[start]

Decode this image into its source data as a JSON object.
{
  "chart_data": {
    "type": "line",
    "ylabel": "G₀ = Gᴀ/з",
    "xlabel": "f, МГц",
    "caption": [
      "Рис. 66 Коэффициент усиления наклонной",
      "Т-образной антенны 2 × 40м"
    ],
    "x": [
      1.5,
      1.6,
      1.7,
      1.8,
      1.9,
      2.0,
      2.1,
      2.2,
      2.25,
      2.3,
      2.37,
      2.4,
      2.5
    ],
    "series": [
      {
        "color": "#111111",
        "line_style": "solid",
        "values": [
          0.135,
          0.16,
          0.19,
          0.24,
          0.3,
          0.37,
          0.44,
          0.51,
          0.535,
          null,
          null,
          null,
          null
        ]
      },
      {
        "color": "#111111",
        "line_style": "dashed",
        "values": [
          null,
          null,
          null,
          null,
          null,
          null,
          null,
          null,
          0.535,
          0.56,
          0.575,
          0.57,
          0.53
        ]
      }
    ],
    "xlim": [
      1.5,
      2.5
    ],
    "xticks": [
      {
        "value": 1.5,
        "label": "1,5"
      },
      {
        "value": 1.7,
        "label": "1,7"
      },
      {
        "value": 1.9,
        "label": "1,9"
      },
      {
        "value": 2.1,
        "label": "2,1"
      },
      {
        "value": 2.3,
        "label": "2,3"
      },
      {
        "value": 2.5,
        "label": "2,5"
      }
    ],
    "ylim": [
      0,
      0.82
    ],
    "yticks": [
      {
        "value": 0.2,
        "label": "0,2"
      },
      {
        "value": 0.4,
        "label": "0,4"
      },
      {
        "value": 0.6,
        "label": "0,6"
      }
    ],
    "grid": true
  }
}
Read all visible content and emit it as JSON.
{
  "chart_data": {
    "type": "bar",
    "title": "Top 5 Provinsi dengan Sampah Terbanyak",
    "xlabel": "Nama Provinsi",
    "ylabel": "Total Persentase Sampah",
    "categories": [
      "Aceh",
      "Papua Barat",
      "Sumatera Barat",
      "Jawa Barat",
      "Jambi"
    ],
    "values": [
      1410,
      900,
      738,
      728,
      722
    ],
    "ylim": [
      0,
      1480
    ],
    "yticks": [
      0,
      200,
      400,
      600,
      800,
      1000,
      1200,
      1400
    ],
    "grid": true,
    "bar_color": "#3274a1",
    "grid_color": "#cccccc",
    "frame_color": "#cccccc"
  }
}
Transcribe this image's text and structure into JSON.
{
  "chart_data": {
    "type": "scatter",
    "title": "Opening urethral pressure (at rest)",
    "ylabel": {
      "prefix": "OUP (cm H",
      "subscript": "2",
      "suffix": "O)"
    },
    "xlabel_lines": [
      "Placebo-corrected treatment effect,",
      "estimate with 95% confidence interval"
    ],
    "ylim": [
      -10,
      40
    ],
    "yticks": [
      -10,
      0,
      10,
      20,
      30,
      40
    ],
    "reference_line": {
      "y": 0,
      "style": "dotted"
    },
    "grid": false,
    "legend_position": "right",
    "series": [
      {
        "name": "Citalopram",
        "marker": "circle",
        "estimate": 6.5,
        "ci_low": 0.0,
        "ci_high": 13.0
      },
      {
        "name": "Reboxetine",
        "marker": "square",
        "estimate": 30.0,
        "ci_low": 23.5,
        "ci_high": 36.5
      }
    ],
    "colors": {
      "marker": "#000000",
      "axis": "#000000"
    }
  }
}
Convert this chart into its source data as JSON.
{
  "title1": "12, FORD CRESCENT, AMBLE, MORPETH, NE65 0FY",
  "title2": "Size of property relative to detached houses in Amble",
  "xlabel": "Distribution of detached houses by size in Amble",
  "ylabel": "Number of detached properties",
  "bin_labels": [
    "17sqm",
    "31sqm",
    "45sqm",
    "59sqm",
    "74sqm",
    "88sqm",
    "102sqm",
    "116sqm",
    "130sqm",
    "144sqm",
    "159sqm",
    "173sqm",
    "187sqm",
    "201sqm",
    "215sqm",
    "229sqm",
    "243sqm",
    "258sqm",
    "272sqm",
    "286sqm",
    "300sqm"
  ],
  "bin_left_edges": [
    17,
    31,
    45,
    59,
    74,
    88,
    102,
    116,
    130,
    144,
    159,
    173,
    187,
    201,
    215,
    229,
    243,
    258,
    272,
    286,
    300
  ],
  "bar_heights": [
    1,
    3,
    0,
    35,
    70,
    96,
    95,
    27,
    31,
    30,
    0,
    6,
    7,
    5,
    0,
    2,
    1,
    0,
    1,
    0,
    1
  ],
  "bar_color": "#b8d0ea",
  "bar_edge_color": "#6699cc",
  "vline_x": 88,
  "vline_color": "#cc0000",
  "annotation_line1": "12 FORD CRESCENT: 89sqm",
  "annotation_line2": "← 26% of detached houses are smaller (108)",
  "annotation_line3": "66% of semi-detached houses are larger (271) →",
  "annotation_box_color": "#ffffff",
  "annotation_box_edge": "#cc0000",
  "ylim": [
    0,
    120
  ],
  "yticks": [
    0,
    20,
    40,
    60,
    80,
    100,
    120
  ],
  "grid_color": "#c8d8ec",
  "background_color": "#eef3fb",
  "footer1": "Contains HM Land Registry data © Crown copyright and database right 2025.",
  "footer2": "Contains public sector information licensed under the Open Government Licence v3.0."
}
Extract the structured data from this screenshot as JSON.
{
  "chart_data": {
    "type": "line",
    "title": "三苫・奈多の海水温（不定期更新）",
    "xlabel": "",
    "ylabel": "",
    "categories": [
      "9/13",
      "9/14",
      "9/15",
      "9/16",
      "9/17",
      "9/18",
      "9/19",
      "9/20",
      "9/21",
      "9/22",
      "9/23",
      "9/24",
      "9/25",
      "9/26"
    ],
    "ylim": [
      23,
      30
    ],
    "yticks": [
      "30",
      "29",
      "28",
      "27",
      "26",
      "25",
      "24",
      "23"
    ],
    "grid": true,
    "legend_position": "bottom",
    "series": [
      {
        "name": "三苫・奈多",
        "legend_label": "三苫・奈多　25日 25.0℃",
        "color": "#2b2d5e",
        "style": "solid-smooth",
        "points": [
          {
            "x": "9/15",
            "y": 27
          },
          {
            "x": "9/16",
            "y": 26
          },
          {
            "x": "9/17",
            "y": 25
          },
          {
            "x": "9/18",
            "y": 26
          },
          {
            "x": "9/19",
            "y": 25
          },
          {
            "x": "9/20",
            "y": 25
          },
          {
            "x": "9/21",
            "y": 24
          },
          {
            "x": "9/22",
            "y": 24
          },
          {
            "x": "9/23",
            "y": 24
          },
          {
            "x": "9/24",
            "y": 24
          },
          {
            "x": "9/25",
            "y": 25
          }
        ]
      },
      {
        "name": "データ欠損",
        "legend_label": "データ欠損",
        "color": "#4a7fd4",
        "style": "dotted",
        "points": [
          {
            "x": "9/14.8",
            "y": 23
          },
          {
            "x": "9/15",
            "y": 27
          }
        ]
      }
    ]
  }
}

[end]

Reproduce all the data word for word.

#### [ANSWER TO THIS PROBLEM]
Decode this image into its source data as a JSON object.
{
  "chart_data": {
    "type": "line",
    "ylabel": "G₀ = Gᴀ/з",
    "xlabel": "f, МГц",
    "caption": [
      "Рис. 66 Коэффициент усиления наклонной",
      "Т-образной антенны 2 × 40м"
    ],
    "x": [
      1.5,
      1.6,
      1.7,
      1.8,
      1.9,
      2.0,
      2.1,
      2.2,
      2.25,
      2.3,
      2.37,
      2.4,
      2.5
    ],
    "series": [
      {
        "color": "#111111",
        "line_style": "solid",
        "values": [
          0.135,
          0.16,
          0.19,
          0.24,
          0.3,
          0.37,
          0.44,
          0.51,
          0.535,
          null,
          null,
          null,
          null
        ]
      },
      {
        "color": "#111111",
        "line_style": "dashed",
        "values": [
          null,
          null,
          null,
          null,
          null,
          null,
          null,
          null,
          0.535,
          0.56,
          0.575,
          0.57,
          0.53
        ]
      }
    ],
    "xlim": [
      1.5,
      2.5
    ],
    "xticks": [
      {
        "value": 1.5,
        "label": "1,5"
      },
      {
        "value": 1.7,
        "label": "1,7"
      },
      {
        "value": 1.9,
        "label": "1,9"
      },
      {
        "value": 2.1,
        "label": "2,1"
      },
      {
        "value": 2.3,
        "label": "2,3"
      },
      {
        "value": 2.5,
        "label": "2,5"
      }
    ],
    "ylim": [
      0,
      0.82
    ],
    "yticks": [
      {
        "value": 0.2,
        "label": "0,2"
      },
      {
        "value": 0.4,
        "label": "0,4"
      },
      {
        "value": 0.6,
        "label": "0,6"
      }
    ],
    "grid": true
  }
}
Read all visible content and emit it as JSON.
{
  "chart_data": {
    "type": "bar",
    "title": "Top 5 Provinsi dengan Sampah Terbanyak",
    "xlabel": "Nama Provinsi",
    "ylabel": "Total Persentase Sampah",
    "categories": [
      "Aceh",
      "Papua Barat",
      "Sumatera Barat",
      "Jawa Barat",
      "Jambi"
    ],
    "values": [
      1410,
      900,
      738,
      728,
      722
    ],
    "ylim": [
      0,
      1480
    ],
    "yticks": [
      0,
      200,
      400,
      600,
      800,
      1000,
      1200,
      1400
    ],
    "grid": true,
    "bar_color": "#3274a1",
    "grid_color": "#cccccc",
    "frame_color": "#cccccc"
  }
}
Transcribe this image's text and structure into JSON.
{
  "chart_data": {
    "type": "scatter",
    "title": "Opening urethral pressure (at rest)",
    "ylabel": {
      "prefix": "OUP (cm H",
      "subscript": "2",
      "suffix": "O)"
    },
    "xlabel_lines": [
      "Placebo-corrected treatment effect,",
      "estimate with 95% confidence interval"
    ],
    "ylim": [
      -10,
      40
    ],
    "yticks": [
      -10,
      0,
      10,
      20,
      30,
      40
    ],
    "reference_line": {
      "y": 0,
      "style": "dotted"
    },
    "grid": false,
    "legend_position": "right",
    "series": [
      {
        "name": "Citalopram",
        "marker": "circle",
        "estimate": 6.5,
        "ci_low": 0.0,
        "ci_high": 13.0
      },
      {
        "name": "Reboxetine",
        "marker": "square",
        "estimate": 30.0,
        "ci_low": 23.5,
        "ci_high": 36.5
      }
    ],
    "colors": {
      "marker": "#000000",
      "axis": "#000000"
    }
  }
}
Convert this chart into its source data as JSON.
{
  "title1": "12, FORD CRESCENT, AMBLE, MORPETH, NE65 0FY",
  "title2": "Size of property relative to detached houses in Amble",
  "xlabel": "Distribution of detached houses by size in Amble",
  "ylabel": "Number of detached properties",
  "bin_labels": [
    "17sqm",
    "31sqm",
    "45sqm",
    "59sqm",
    "74sqm",
    "88sqm",
    "102sqm",
    "116sqm",
    "130sqm",
    "144sqm",
    "159sqm",
    "173sqm",
    "187sqm",
    "201sqm",
    "215sqm",
    "229sqm",
    "243sqm",
    "258sqm",
    "272sqm",
    "286sqm",
    "300sqm"
  ],
  "bin_left_edges": [
    17,
    31,
    45,
    59,
    74,
    88,
    102,
    116,
    130,
    144,
    159,
    173,
    187,
    201,
    215,
    229,
    243,
    258,
    272,
    286,
    300
  ],
  "bar_heights": [
    1,
    3,
    0,
    35,
    70,
    96,
    95,
    27,
    31,
    30,
    0,
    6,
    7,
    5,
    0,
    2,
    1,
    0,
    1,
    0,
    1
  ],
  "bar_color": "#b8d0ea",
  "bar_edge_color": "#6699cc",
  "vline_x": 88,
  "vline_color": "#cc0000",
  "annotation_line1": "12 FORD CRESCENT: 89sqm",
  "annotation_line2": "← 26% of detached houses are smaller (108)",
  "annotation_line3": "66% of semi-detached houses are larger (271) →",
  "annotation_box_color": "#ffffff",
  "annotation_box_edge": "#cc0000",
  "ylim": [
    0,
    120
  ],
  "yticks": [
    0,
    20,
    40,
    60,
    80,
    100,
    120
  ],
  "grid_color": "#c8d8ec",
  "background_color": "#eef3fb",
  "footer1": "Contains HM Land Registry data © Crown copyright and database right 2025.",
  "footer2": "Contains public sector information licensed under the Open Government Licence v3.0."
}
Extract the structured data from this screenshot as JSON.
{
  "chart_data": {
    "type": "line",
    "title": "三苫・奈多の海水温（不定期更新）",
    "xlabel": "",
    "ylabel": "",
    "categories": [
      "9/13",
      "9/14",
      "9/15",
      "9/16",
      "9/17",
      "9/18",
      "9/19",
      "9/20",
      "9/21",
      "9/22",
      "9/23",
      "9/24",
      "9/25",
      "9/26"
    ],
    "ylim": [
      23,
      30
    ],
    "yticks": [
      "30",
      "29",
      "28",
      "27",
      "26",
      "25",
      "24",
      "23"
    ],
    "grid": true,
    "legend_position": "bottom",
    "series": [
      {
        "name": "三苫・奈多",
        "legend_label": "三苫・奈多　25日 25.0℃",
        "color": "#2b2d5e",
        "style": "solid-smooth",
        "points": [
          {
            "x": "9/15",
            "y": 27
          },
          {
            "x": "9/16",
            "y": 26
          },
          {
            "x": "9/17",
            "y": 25
          },
          {
            "x": "9/18",
            "y": 26
          },
          {
            "x": "9/19",
            "y": 25
          },
          {
            "x": "9/20",
            "y": 25
          },
          {
            "x": "9/21",
            "y": 24
          },
          {
            "x": "9/22",
            "y": 24
          },
          {
            "x": "9/23",
            "y": 24
          },
          {
            "x": "9/24",
            "y": 24
          },
          {
            "x": "9/25",
            "y": 25
          }
        ]
      },
      {
        "name": "データ欠損",
        "legend_label": "データ欠損",
        "color": "#4a7fd4",
        "style": "dotted",
        "points": [
          {
            "x": "9/14.8",
            "y": 23
          },
          {
            "x": "9/15",
            "y": 27
          }
        ]
      }
    ]
  }
}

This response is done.